** Start of Data extract **

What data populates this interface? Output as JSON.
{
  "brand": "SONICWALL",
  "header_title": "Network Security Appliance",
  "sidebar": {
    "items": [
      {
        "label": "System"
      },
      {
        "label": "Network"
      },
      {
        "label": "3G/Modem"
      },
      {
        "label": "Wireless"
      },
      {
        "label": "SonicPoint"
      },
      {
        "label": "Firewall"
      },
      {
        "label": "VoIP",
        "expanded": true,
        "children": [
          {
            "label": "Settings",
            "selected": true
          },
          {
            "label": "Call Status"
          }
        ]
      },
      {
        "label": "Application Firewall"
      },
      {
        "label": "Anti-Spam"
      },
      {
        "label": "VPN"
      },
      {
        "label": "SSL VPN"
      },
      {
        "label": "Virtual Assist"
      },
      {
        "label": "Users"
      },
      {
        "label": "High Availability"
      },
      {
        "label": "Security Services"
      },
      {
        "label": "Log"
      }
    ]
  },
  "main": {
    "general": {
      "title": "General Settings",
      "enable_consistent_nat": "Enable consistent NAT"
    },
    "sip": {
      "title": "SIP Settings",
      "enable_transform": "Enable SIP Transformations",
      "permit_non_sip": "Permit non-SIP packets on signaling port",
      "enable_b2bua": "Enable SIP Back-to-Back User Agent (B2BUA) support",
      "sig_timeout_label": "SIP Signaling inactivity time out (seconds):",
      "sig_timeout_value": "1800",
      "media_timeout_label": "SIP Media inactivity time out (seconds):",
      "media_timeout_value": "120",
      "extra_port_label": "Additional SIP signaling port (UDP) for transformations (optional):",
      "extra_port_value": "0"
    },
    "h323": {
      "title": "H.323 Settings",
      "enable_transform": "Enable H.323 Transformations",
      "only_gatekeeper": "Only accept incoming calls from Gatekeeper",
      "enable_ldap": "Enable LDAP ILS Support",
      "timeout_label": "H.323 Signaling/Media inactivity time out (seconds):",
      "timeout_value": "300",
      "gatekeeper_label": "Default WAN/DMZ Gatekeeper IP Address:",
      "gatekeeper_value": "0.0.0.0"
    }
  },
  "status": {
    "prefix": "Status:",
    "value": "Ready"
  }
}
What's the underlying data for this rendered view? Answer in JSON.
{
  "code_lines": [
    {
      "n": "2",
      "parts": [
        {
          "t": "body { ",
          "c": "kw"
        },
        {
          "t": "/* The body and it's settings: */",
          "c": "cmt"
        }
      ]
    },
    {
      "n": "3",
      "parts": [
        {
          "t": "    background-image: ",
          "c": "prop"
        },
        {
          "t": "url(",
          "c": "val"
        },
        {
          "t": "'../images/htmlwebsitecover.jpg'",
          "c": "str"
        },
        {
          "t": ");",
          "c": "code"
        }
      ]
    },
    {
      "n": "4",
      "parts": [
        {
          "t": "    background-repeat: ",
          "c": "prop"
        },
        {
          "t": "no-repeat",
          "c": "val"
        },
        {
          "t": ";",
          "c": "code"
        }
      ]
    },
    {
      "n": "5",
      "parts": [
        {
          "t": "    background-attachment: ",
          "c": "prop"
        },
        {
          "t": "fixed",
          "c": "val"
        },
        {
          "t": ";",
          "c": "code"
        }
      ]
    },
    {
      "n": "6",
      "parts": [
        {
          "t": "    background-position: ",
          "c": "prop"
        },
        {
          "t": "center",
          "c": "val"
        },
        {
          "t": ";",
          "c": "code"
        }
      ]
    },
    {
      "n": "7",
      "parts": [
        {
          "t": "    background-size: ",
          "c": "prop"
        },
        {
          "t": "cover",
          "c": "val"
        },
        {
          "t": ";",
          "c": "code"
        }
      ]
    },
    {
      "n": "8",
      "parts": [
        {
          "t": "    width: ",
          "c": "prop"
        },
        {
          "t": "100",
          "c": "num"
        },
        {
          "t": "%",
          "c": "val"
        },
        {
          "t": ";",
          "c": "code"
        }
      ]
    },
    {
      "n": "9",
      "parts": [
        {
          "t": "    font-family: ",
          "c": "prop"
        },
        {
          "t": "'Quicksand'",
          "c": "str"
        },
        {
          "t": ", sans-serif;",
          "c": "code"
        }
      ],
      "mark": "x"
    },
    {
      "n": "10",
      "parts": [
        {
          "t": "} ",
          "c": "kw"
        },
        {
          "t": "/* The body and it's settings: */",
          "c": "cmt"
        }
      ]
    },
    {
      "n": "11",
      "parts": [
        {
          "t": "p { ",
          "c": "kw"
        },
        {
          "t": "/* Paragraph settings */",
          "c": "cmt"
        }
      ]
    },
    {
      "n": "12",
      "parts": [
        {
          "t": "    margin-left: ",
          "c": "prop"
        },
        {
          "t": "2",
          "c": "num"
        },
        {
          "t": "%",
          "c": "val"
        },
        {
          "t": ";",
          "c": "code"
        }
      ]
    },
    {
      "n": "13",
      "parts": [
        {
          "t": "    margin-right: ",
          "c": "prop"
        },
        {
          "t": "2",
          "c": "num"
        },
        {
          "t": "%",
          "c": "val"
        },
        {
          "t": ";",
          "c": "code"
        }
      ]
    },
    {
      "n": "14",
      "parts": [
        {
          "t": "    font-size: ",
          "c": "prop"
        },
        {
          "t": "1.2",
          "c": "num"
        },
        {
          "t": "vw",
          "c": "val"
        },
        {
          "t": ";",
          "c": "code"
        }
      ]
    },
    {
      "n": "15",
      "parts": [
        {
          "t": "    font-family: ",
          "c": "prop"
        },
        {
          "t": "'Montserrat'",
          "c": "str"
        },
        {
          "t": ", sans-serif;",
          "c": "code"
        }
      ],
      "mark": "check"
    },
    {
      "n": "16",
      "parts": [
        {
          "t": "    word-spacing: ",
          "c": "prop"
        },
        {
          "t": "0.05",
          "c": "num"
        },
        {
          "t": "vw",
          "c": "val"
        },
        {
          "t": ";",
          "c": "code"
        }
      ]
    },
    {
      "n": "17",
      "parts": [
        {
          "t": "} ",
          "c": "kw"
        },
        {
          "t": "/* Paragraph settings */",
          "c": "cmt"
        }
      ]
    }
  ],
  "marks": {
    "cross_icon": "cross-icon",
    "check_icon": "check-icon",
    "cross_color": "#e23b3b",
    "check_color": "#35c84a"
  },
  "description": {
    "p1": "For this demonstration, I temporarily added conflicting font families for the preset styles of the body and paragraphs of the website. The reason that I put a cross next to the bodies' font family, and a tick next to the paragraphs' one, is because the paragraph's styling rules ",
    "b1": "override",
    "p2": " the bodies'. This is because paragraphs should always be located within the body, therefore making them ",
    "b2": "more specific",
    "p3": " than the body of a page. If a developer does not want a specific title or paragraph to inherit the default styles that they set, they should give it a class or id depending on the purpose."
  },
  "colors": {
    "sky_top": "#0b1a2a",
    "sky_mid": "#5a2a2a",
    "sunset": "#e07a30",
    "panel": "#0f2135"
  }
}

** End of Data extract **

**Exercise description:** Show the lines from the data above that contain the string "Enable".

**Exercise result:**
      "enable_consistent_nat": "Enable consistent NAT"
      "enable_transform": "Enable SIP Transformations",
      "enable_b2bua": "Enable SIP Back-to-Back User Agent (B2BUA) support",
      "enable_transform": "Enable H.323 Transformations",
      "enable_ldap": "Enable LDAP ILS Support",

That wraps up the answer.